REQUEST: Among the entries below, count the lines that contain the word "which". Write down only the total.

ENTRIES:
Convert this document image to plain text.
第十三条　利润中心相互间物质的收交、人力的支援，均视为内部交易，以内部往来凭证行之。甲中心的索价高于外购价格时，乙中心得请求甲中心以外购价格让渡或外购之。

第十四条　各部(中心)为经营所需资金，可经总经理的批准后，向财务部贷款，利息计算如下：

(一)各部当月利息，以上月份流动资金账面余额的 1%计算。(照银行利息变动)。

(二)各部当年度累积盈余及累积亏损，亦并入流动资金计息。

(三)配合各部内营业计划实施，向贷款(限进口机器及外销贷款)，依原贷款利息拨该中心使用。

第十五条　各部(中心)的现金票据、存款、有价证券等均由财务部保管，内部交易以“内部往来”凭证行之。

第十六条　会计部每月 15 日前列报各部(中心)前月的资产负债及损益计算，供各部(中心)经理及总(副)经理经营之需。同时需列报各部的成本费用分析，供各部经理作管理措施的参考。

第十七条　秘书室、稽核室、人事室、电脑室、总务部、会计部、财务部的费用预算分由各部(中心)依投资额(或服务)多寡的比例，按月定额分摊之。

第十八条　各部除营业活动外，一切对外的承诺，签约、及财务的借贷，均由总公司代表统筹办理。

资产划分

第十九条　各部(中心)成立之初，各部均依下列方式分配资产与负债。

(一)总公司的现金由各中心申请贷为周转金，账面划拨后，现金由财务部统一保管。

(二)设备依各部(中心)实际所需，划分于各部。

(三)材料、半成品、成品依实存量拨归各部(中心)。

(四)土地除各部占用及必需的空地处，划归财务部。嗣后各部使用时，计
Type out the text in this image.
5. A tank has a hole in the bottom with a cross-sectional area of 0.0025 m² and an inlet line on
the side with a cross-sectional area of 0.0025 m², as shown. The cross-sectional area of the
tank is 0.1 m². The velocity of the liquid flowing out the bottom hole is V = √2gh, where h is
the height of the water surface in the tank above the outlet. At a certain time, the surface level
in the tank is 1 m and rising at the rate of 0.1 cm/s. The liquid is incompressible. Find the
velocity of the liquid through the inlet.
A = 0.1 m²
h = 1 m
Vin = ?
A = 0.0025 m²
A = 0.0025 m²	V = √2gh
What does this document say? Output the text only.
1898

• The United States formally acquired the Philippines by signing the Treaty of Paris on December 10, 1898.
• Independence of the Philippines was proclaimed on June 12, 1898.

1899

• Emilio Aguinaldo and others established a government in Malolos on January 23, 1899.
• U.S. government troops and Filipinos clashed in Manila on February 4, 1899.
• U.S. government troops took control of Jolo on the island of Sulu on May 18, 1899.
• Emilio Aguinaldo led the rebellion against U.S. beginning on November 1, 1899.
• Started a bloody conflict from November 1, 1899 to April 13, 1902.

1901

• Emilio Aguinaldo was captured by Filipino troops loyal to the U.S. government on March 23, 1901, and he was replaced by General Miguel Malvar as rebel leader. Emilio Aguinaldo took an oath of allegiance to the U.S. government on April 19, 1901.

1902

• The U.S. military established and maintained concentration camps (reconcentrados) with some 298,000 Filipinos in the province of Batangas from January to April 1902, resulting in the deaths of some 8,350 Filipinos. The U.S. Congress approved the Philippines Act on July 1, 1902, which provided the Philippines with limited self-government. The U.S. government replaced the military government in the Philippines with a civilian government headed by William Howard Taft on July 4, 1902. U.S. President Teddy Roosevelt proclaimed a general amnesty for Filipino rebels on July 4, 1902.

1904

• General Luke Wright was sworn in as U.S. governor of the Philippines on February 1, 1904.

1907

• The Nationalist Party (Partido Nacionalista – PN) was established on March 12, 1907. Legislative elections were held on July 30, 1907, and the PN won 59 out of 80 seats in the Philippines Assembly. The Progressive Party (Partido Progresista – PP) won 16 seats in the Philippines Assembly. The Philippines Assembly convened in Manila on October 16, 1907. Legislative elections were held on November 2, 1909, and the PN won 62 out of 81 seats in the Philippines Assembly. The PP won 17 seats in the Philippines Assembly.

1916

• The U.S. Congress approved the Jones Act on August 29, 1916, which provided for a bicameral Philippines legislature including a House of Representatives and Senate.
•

FULL RESPONSE: 2